| WORK REQUIRED |
Find the word "TECHNOLOGY" in the data. Return every line where it appears.

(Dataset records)

==========

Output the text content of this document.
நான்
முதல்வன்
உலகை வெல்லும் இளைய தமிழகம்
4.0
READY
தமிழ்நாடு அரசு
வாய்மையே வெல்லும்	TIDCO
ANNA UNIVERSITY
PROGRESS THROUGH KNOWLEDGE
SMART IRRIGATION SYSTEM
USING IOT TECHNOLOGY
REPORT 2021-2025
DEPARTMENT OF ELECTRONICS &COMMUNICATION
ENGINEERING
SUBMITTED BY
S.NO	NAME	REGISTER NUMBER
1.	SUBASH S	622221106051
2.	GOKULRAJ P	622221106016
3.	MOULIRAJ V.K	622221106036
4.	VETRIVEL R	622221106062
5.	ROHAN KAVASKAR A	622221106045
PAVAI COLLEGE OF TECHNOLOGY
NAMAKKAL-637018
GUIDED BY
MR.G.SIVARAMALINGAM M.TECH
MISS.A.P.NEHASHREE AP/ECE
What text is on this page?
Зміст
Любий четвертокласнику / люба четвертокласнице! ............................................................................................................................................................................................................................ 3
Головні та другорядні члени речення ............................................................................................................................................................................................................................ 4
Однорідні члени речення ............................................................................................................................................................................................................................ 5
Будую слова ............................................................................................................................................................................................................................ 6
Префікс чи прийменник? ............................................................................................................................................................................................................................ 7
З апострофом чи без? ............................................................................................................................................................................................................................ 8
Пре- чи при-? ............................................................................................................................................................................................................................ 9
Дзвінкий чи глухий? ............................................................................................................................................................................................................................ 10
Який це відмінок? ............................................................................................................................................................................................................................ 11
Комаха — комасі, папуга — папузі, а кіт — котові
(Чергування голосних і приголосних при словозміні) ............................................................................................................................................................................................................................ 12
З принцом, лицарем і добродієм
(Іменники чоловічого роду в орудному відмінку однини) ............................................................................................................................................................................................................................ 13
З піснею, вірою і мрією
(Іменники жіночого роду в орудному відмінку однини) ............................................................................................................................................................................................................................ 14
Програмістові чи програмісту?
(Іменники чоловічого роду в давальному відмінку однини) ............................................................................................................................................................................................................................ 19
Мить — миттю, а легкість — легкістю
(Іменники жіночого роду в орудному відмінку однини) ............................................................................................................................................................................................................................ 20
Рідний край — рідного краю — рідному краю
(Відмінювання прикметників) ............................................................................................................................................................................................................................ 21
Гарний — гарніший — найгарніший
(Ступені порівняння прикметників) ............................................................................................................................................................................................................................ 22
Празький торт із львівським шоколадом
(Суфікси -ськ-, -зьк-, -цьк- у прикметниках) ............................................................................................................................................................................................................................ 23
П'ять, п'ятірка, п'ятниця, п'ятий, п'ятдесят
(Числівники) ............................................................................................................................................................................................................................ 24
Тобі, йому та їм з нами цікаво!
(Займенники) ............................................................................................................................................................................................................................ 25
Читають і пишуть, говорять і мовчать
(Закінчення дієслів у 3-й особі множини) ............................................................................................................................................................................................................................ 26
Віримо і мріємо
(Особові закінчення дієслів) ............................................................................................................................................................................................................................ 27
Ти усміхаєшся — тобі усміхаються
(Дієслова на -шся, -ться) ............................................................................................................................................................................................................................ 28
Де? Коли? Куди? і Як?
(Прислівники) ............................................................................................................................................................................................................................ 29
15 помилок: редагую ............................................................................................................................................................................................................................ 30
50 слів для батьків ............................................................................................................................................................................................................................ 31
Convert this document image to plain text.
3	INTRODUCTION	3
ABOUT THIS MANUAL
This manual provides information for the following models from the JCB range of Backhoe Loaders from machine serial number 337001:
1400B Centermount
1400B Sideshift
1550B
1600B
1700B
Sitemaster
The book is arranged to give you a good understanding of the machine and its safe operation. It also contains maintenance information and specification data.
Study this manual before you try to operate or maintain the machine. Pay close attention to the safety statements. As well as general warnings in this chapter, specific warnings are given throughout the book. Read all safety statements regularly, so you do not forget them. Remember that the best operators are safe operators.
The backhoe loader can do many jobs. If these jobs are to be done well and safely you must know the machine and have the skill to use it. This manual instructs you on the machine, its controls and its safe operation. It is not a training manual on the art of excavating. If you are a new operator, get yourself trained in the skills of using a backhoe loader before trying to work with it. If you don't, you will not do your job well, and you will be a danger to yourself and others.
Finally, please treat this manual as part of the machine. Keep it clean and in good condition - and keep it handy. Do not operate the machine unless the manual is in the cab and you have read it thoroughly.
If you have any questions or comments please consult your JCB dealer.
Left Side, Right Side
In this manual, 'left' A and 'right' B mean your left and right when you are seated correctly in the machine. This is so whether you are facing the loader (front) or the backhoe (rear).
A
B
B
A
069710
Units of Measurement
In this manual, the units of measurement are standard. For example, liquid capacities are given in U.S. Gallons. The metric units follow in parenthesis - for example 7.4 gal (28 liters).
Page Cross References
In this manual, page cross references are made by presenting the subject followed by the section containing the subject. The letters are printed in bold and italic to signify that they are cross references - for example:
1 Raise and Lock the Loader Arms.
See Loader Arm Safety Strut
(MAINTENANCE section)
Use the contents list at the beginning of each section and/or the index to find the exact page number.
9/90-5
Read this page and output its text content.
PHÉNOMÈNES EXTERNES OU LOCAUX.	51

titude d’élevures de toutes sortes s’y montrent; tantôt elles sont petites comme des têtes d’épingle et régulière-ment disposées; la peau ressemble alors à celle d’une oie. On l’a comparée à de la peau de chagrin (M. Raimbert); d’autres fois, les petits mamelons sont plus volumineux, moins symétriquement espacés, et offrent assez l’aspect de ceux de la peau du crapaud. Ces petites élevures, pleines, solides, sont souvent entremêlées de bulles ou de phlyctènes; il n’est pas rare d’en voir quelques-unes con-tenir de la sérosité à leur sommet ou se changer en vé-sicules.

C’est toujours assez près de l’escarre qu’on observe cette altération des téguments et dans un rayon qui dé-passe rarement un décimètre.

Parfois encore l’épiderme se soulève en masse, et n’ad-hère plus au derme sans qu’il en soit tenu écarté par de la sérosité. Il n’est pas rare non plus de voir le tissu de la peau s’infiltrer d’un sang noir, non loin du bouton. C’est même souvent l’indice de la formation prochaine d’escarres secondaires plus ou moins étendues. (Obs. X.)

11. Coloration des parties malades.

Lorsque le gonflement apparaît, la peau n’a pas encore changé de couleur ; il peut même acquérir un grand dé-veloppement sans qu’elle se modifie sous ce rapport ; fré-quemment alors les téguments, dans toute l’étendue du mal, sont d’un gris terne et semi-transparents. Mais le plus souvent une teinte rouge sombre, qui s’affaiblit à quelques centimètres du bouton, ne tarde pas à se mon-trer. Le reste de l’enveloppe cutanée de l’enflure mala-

==========

| RESULT |
USING IOT TECHNOLOGY
PAVAI COLLEGE OF TECHNOLOGY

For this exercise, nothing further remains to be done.